→ **WRITTEN INSTRUCTION**
Transcribe the listing verbatim. Do not carry over any pictures.

→ **DATA EXCERPTS**
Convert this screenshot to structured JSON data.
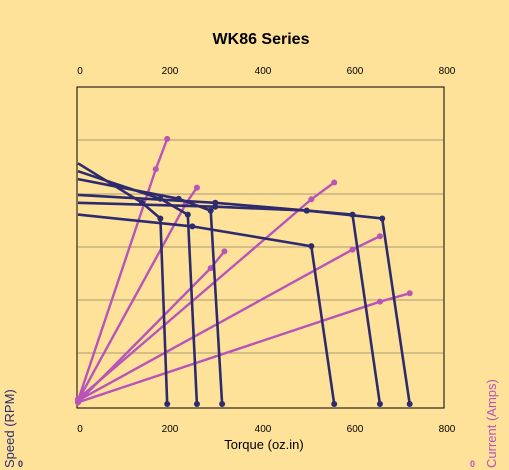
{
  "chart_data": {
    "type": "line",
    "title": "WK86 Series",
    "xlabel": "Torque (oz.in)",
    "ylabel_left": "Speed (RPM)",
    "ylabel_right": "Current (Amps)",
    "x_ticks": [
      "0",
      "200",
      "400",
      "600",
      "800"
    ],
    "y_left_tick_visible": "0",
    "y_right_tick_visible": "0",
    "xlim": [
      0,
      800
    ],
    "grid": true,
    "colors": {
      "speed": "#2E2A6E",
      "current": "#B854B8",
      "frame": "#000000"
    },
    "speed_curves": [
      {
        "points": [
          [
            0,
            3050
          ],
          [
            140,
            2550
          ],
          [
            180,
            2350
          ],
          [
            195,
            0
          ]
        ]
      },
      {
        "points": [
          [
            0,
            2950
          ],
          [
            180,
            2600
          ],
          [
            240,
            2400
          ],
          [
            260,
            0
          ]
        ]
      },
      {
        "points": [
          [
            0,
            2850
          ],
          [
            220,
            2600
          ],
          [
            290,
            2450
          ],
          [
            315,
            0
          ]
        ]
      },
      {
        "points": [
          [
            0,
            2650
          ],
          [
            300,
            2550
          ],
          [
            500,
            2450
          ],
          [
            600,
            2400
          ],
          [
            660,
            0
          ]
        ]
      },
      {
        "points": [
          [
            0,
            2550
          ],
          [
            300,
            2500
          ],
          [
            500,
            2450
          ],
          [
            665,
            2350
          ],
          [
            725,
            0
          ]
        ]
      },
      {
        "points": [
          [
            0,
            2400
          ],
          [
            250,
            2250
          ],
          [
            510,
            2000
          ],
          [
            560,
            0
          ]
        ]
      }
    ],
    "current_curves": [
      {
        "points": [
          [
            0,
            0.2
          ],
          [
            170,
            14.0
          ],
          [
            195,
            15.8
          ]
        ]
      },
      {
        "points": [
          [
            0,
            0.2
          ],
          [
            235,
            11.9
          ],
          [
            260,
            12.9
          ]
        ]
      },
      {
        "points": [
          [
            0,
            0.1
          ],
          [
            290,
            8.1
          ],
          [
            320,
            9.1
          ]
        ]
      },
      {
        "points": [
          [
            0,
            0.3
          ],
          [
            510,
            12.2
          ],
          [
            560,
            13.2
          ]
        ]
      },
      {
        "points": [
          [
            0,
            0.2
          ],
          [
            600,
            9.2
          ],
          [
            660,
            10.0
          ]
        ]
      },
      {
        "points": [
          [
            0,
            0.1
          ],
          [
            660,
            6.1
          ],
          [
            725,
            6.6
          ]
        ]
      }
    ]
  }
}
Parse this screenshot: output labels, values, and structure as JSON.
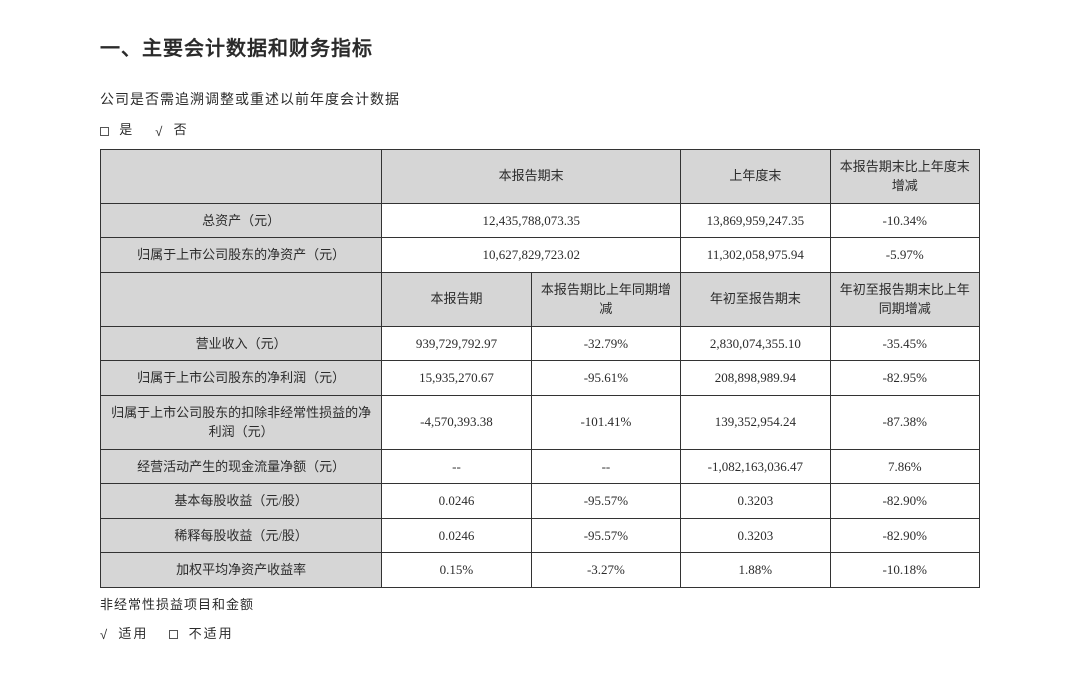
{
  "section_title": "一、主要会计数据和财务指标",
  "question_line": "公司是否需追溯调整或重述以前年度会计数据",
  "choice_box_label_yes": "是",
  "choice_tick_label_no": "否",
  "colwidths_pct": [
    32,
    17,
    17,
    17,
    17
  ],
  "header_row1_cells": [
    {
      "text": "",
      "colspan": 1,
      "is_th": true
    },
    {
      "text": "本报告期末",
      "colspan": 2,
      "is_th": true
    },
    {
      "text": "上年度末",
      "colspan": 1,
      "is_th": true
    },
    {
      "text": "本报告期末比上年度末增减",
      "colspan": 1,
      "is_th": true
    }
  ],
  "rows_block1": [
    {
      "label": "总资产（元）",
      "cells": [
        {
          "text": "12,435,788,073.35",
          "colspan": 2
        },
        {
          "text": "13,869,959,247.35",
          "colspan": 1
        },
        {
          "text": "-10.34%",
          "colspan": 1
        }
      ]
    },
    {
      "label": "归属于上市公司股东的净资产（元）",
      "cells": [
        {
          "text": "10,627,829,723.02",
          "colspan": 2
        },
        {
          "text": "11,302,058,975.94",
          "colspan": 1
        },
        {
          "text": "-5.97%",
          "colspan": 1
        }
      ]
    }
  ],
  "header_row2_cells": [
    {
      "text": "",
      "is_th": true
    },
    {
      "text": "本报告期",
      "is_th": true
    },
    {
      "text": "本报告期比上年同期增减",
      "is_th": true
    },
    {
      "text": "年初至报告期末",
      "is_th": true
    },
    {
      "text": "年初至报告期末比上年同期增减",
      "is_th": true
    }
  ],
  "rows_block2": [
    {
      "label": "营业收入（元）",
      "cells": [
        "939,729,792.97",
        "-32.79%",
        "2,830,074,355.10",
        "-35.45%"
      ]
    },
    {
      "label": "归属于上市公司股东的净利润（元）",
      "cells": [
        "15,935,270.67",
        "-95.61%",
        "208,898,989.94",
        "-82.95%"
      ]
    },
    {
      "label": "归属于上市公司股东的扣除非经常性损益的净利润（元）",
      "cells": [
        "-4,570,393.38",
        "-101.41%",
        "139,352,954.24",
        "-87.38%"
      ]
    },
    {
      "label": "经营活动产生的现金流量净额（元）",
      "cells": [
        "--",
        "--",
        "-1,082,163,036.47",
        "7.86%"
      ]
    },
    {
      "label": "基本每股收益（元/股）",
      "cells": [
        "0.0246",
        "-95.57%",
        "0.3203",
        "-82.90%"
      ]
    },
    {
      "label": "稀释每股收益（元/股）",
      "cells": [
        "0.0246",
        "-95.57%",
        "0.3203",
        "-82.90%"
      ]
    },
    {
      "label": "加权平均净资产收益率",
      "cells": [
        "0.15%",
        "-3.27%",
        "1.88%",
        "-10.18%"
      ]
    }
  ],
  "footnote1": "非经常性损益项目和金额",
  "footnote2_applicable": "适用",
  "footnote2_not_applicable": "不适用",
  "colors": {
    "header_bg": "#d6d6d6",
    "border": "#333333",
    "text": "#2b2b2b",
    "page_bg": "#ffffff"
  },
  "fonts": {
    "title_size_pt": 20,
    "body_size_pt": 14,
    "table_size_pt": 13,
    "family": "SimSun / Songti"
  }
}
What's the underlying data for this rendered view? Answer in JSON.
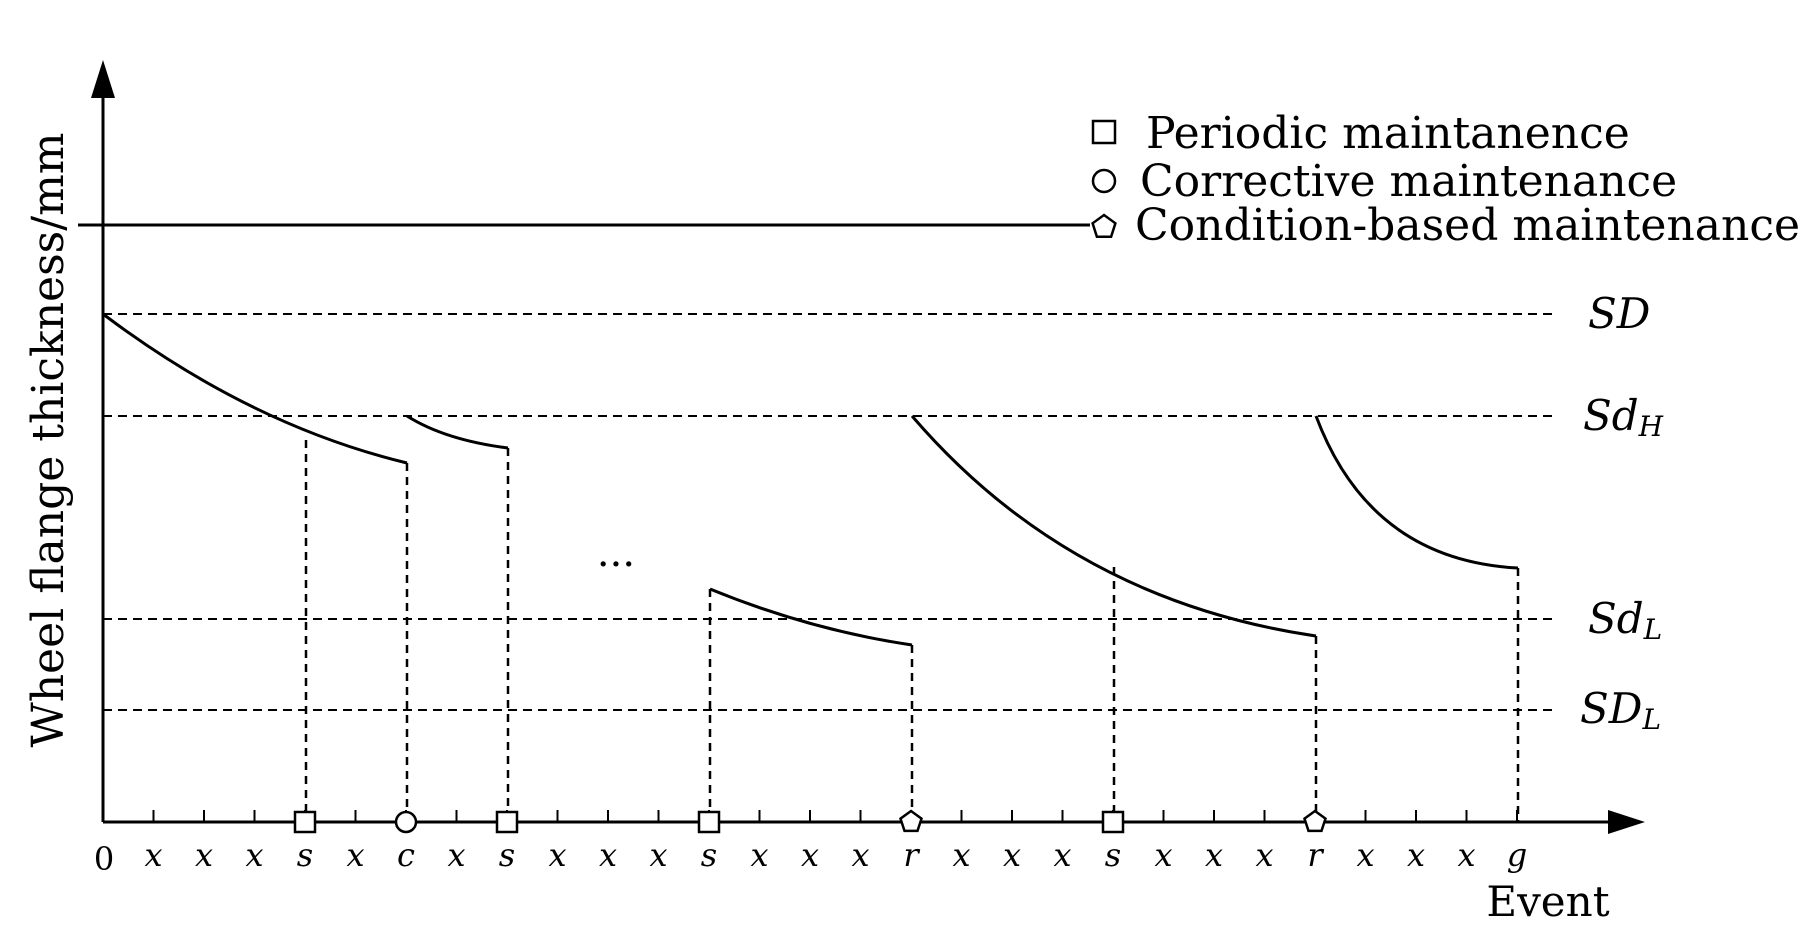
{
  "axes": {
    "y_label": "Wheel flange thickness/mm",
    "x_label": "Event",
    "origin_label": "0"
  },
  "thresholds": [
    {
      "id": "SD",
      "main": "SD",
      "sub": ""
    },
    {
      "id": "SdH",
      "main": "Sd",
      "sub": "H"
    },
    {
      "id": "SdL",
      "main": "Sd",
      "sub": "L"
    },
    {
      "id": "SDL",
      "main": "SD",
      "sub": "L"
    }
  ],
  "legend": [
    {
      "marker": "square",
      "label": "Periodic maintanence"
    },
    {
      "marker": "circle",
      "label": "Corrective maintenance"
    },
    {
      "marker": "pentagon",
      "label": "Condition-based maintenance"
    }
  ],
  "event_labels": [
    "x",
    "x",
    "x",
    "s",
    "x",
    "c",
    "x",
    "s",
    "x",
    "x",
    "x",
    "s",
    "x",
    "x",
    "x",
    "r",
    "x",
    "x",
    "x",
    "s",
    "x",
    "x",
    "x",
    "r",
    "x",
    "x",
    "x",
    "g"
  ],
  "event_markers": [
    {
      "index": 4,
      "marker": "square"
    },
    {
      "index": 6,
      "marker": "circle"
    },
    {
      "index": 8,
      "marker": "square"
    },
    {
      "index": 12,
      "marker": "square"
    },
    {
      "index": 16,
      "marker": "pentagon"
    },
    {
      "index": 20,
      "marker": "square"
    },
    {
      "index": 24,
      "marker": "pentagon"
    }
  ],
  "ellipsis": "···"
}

→ **EXERCISE SOLUTION**
Convert this screenshot to structured JSON data.
{
  "chart_data": {
    "type": "line",
    "title": "WK86 Series",
    "xlabel": "Torque (oz.in)",
    "ylabel_left": "Speed (RPM)",
    "ylabel_right": "Current (Amps)",
    "x_ticks": [
      "0",
      "200",
      "400",
      "600",
      "800"
    ],
    "y_left_tick_visible": "0",
    "y_right_tick_visible": "0",
    "xlim": [
      0,
      800
    ],
    "grid": true,
    "colors": {
      "speed": "#2E2A6E",
      "current": "#B854B8",
      "frame": "#000000"
    },
    "speed_curves": [
      {
        "points": [
          [
            0,
            3050
          ],
          [
            140,
            2550
          ],
          [
            180,
            2350
          ],
          [
            195,
            0
          ]
        ]
      },
      {
        "points": [
          [
            0,
            2950
          ],
          [
            180,
            2600
          ],
          [
            240,
            2400
          ],
          [
            260,
            0
          ]
        ]
      },
      {
        "points": [
          [
            0,
            2850
          ],
          [
            220,
            2600
          ],
          [
            290,
            2450
          ],
          [
            315,
            0
          ]
        ]
      },
      {
        "points": [
          [
            0,
            2650
          ],
          [
            300,
            2550
          ],
          [
            500,
            2450
          ],
          [
            600,
            2400
          ],
          [
            660,
            0
          ]
        ]
      },
      {
        "points": [
          [
            0,
            2550
          ],
          [
            300,
            2500
          ],
          [
            500,
            2450
          ],
          [
            665,
            2350
          ],
          [
            725,
            0
          ]
        ]
      },
      {
        "points": [
          [
            0,
            2400
          ],
          [
            250,
            2250
          ],
          [
            510,
            2000
          ],
          [
            560,
            0
          ]
        ]
      }
    ],
    "current_curves": [
      {
        "points": [
          [
            0,
            0.2
          ],
          [
            170,
            14.0
          ],
          [
            195,
            15.8
          ]
        ]
      },
      {
        "points": [
          [
            0,
            0.2
          ],
          [
            235,
            11.9
          ],
          [
            260,
            12.9
          ]
        ]
      },
      {
        "points": [
          [
            0,
            0.1
          ],
          [
            290,
            8.1
          ],
          [
            320,
            9.1
          ]
        ]
      },
      {
        "points": [
          [
            0,
            0.3
          ],
          [
            510,
            12.2
          ],
          [
            560,
            13.2
          ]
        ]
      },
      {
        "points": [
          [
            0,
            0.2
          ],
          [
            600,
            9.2
          ],
          [
            660,
            10.0
          ]
        ]
      },
      {
        "points": [
          [
            0,
            0.1
          ],
          [
            660,
            6.1
          ],
          [
            725,
            6.6
          ]
        ]
      }
    ]
  }
}
Parse this screenshot: output labels, values, and structure as JSON.
{
  "section_title": "一、主要会计数据和财务指标",
  "question_line": "公司是否需追溯调整或重述以前年度会计数据",
  "choice_box_label_yes": "是",
  "choice_tick_label_no": "否",
  "colwidths_pct": [
    32,
    17,
    17,
    17,
    17
  ],
  "header_row1_cells": [
    {
      "text": "",
      "colspan": 1,
      "is_th": true
    },
    {
      "text": "本报告期末",
      "colspan": 2,
      "is_th": true
    },
    {
      "text": "上年度末",
      "colspan": 1,
      "is_th": true
    },
    {
      "text": "本报告期末比上年度末增减",
      "colspan": 1,
      "is_th": true
    }
  ],
  "rows_block1": [
    {
      "label": "总资产（元）",
      "cells": [
        {
          "text": "12,435,788,073.35",
          "colspan": 2
        },
        {
          "text": "13,869,959,247.35",
          "colspan": 1
        },
        {
          "text": "-10.34%",
          "colspan": 1
        }
      ]
    },
    {
      "label": "归属于上市公司股东的净资产（元）",
      "cells": [
        {
          "text": "10,627,829,723.02",
          "colspan": 2
        },
        {
          "text": "11,302,058,975.94",
          "colspan": 1
        },
        {
          "text": "-5.97%",
          "colspan": 1
        }
      ]
    }
  ],
  "header_row2_cells": [
    {
      "text": "",
      "is_th": true
    },
    {
      "text": "本报告期",
      "is_th": true
    },
    {
      "text": "本报告期比上年同期增减",
      "is_th": true
    },
    {
      "text": "年初至报告期末",
      "is_th": true
    },
    {
      "text": "年初至报告期末比上年同期增减",
      "is_th": true
    }
  ],
  "rows_block2": [
    {
      "label": "营业收入（元）",
      "cells": [
        "939,729,792.97",
        "-32.79%",
        "2,830,074,355.10",
        "-35.45%"
      ]
    },
    {
      "label": "归属于上市公司股东的净利润（元）",
      "cells": [
        "15,935,270.67",
        "-95.61%",
        "208,898,989.94",
        "-82.95%"
      ]
    },
    {
      "label": "归属于上市公司股东的扣除非经常性损益的净利润（元）",
      "cells": [
        "-4,570,393.38",
        "-101.41%",
        "139,352,954.24",
        "-87.38%"
      ]
    },
    {
      "label": "经营活动产生的现金流量净额（元）",
      "cells": [
        "--",
        "--",
        "-1,082,163,036.47",
        "7.86%"
      ]
    },
    {
      "label": "基本每股收益（元/股）",
      "cells": [
        "0.0246",
        "-95.57%",
        "0.3203",
        "-82.90%"
      ]
    },
    {
      "label": "稀释每股收益（元/股）",
      "cells": [
        "0.0246",
        "-95.57%",
        "0.3203",
        "-82.90%"
      ]
    },
    {
      "label": "加权平均净资产收益率",
      "cells": [
        "0.15%",
        "-3.27%",
        "1.88%",
        "-10.18%"
      ]
    }
  ],
  "footnote1": "非经常性损益项目和金额",
  "footnote2_applicable": "适用",
  "footnote2_not_applicable": "不适用",
  "colors": {
    "header_bg": "#d6d6d6",
    "border": "#333333",
    "text": "#2b2b2b",
    "page_bg": "#ffffff"
  },
  "fonts": {
    "title_size_pt": 20,
    "body_size_pt": 14,
    "table_size_pt": 13,
    "family": "SimSun / Songti"
  }
}
What's the underlying data for this rendered view? Answer in JSON.
{
  "axes": {
    "y_label": "Wheel flange thickness/mm",
    "x_label": "Event",
    "origin_label": "0"
  },
  "thresholds": [
    {
      "id": "SD",
      "main": "SD",
      "sub": ""
    },
    {
      "id": "SdH",
      "main": "Sd",
      "sub": "H"
    },
    {
      "id": "SdL",
      "main": "Sd",
      "sub": "L"
    },
    {
      "id": "SDL",
      "main": "SD",
      "sub": "L"
    }
  ],
  "legend": [
    {
      "marker": "square",
      "label": "Periodic maintanence"
    },
    {
      "marker": "circle",
      "label": "Corrective maintenance"
    },
    {
      "marker": "pentagon",
      "label": "Condition-based maintenance"
    }
  ],
  "event_labels": [
    "x",
    "x",
    "x",
    "s",
    "x",
    "c",
    "x",
    "s",
    "x",
    "x",
    "x",
    "s",
    "x",
    "x",
    "x",
    "r",
    "x",
    "x",
    "x",
    "s",
    "x",
    "x",
    "x",
    "r",
    "x",
    "x",
    "x",
    "g"
  ],
  "event_markers": [
    {
      "index": 4,
      "marker": "square"
    },
    {
      "index": 6,
      "marker": "circle"
    },
    {
      "index": 8,
      "marker": "square"
    },
    {
      "index": 12,
      "marker": "square"
    },
    {
      "index": 16,
      "marker": "pentagon"
    },
    {
      "index": 20,
      "marker": "square"
    },
    {
      "index": 24,
      "marker": "pentagon"
    }
  ],
  "ellipsis": "···"
}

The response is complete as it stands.